### Work required:
Across the entries, how many lines have the string "title" in them? Reply with only a number.

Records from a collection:
START
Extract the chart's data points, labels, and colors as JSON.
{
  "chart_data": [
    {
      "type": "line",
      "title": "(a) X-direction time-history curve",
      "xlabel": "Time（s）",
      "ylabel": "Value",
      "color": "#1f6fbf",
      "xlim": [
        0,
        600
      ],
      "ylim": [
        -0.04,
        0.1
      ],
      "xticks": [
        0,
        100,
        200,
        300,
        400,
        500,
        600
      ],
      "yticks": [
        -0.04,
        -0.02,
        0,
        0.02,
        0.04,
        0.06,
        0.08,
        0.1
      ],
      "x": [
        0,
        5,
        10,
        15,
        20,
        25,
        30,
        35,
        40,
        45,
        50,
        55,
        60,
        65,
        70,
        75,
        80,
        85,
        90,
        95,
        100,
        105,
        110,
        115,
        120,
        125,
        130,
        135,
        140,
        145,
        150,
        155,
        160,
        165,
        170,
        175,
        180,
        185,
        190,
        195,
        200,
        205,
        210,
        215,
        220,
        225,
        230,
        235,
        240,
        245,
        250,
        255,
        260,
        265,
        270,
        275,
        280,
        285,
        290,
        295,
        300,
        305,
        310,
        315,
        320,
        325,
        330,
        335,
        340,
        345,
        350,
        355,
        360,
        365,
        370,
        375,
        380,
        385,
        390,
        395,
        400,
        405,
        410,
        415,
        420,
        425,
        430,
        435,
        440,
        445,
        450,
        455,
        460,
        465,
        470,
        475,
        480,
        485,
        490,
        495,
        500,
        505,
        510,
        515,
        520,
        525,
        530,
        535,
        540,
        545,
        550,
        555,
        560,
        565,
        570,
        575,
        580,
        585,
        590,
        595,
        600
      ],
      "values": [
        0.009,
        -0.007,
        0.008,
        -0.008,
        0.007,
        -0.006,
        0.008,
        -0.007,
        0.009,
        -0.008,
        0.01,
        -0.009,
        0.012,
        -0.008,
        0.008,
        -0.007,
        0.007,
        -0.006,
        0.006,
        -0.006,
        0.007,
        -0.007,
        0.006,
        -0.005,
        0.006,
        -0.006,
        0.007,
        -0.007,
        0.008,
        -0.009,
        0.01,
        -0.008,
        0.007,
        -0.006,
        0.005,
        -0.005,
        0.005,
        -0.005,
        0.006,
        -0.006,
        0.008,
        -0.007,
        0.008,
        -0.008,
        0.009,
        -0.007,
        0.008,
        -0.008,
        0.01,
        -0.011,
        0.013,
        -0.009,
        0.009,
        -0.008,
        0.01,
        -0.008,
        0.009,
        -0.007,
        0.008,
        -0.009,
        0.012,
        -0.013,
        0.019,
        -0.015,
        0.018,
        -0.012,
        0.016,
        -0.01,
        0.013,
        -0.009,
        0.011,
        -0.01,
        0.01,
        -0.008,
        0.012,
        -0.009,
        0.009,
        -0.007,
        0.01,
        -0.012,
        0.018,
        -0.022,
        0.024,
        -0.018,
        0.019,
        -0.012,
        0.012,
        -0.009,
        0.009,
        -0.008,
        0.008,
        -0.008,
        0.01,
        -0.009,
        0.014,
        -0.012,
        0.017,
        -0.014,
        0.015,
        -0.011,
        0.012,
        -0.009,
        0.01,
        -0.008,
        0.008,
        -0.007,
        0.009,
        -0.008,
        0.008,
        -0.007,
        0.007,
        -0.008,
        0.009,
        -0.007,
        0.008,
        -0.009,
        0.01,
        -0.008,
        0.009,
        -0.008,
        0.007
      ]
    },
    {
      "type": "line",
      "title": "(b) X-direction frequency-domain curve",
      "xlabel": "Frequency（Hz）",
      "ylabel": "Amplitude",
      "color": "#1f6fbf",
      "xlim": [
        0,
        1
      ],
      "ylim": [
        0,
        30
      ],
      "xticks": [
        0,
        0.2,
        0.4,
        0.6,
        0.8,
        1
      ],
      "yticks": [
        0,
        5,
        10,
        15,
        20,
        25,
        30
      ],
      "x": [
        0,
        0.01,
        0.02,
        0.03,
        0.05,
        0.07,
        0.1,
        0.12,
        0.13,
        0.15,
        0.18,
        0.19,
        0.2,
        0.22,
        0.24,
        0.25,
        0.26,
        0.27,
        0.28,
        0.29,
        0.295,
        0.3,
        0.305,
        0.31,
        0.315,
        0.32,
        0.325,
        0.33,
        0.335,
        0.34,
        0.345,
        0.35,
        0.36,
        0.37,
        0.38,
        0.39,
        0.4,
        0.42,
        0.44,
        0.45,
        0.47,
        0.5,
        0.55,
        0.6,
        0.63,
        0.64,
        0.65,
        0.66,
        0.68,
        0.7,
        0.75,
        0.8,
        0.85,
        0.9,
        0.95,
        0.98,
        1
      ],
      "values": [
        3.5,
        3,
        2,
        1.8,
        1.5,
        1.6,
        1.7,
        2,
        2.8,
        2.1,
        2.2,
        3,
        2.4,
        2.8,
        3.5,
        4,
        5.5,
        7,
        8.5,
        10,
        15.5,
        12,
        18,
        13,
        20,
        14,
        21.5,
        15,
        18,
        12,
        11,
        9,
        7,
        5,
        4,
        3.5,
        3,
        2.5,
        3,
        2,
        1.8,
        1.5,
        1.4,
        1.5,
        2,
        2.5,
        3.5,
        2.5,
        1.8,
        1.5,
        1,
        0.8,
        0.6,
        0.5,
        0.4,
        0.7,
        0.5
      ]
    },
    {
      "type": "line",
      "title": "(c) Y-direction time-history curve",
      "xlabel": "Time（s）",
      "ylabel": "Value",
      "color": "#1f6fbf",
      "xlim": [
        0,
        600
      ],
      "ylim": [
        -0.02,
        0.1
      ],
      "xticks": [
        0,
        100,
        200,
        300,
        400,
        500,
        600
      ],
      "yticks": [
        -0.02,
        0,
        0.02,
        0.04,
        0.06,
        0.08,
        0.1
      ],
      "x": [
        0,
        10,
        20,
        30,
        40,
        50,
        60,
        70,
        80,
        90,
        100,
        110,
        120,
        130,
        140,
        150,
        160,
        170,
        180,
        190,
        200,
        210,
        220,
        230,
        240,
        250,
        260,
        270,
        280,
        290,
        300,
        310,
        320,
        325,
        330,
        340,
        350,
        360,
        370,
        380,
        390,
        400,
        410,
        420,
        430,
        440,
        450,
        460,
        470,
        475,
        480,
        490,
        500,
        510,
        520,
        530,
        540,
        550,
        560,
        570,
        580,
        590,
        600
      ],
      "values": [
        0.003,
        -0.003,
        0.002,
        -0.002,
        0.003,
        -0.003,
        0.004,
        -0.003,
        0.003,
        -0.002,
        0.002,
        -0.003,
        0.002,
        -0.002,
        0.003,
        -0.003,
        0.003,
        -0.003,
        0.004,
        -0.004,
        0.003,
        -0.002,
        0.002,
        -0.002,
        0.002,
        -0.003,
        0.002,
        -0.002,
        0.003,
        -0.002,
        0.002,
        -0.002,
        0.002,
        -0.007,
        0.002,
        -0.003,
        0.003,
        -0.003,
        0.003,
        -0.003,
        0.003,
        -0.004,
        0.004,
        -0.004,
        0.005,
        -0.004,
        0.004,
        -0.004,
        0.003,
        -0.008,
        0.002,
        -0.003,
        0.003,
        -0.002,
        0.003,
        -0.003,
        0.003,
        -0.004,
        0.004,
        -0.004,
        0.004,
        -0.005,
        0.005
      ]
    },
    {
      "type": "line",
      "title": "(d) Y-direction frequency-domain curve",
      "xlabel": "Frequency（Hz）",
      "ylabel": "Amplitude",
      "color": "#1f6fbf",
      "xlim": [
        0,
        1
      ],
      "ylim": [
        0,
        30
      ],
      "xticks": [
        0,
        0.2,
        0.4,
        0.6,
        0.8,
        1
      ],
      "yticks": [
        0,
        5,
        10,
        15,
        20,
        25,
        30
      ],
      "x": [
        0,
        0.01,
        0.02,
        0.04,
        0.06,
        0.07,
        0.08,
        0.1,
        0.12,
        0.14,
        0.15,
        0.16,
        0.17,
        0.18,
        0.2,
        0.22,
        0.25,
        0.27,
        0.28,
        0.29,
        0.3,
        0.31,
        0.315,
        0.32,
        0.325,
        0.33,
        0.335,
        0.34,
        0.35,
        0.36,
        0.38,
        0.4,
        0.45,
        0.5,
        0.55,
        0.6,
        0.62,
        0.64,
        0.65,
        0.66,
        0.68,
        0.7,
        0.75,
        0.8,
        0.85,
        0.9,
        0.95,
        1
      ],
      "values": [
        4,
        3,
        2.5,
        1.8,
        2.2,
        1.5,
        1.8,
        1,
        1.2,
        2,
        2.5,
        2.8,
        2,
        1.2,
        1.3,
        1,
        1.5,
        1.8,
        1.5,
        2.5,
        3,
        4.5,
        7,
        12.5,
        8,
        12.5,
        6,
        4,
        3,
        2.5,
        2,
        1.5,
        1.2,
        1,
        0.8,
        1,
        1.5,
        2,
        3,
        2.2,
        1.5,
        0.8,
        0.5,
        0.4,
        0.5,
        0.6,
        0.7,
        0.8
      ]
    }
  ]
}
END
### Written solution:
4